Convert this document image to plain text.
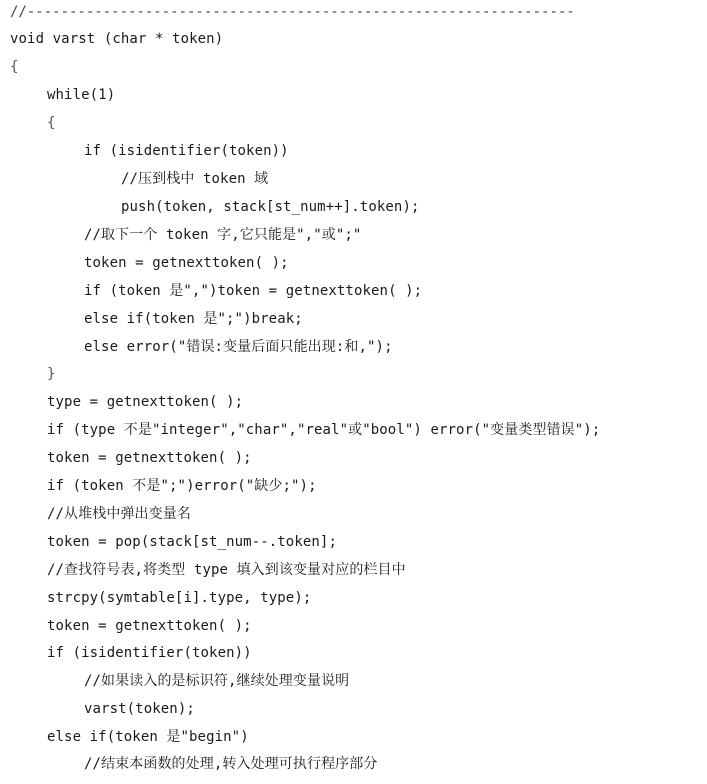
//-----------------------------------------------------------------
void varst (char * token)
{
while(1)
{
if (isidentifier(token))
//压到栈中 token 域
push(token, stack[st_num++].token);
//取下一个 token 字,它只能是","或";"
token = getnexttoken( );
if (token 是",")token = getnexttoken( );
else if(token 是";")break;
else error("错误:变量后面只能出现:和,");
}
type = getnexttoken( );
if (type 不是"integer","char","real"或"bool") error("变量类型错误");
token = getnexttoken( );
if (token 不是";")error("缺少;");
//从堆栈中弹出变量名
token = pop(stack[st_num--.token];
//查找符号表,将类型 type 填入到该变量对应的栏目中
strcpy(symtable[i].type, type);
token = getnexttoken( );
if (isidentifier(token))
//如果读入的是标识符,继续处理变量说明
varst(token);
else if(token 是"begin")
//结束本函数的处理,转入处理可执行程序部分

• [EXERCISE] Go through the listing above and locate each line that holds the word "error". Copy those lines.

• [RESPONSE]
else error("错误:变量后面只能出现:和,");
if (type 不是"integer","char","real"或"bool") error("变量类型错误");
if (token 不是";")error("缺少;");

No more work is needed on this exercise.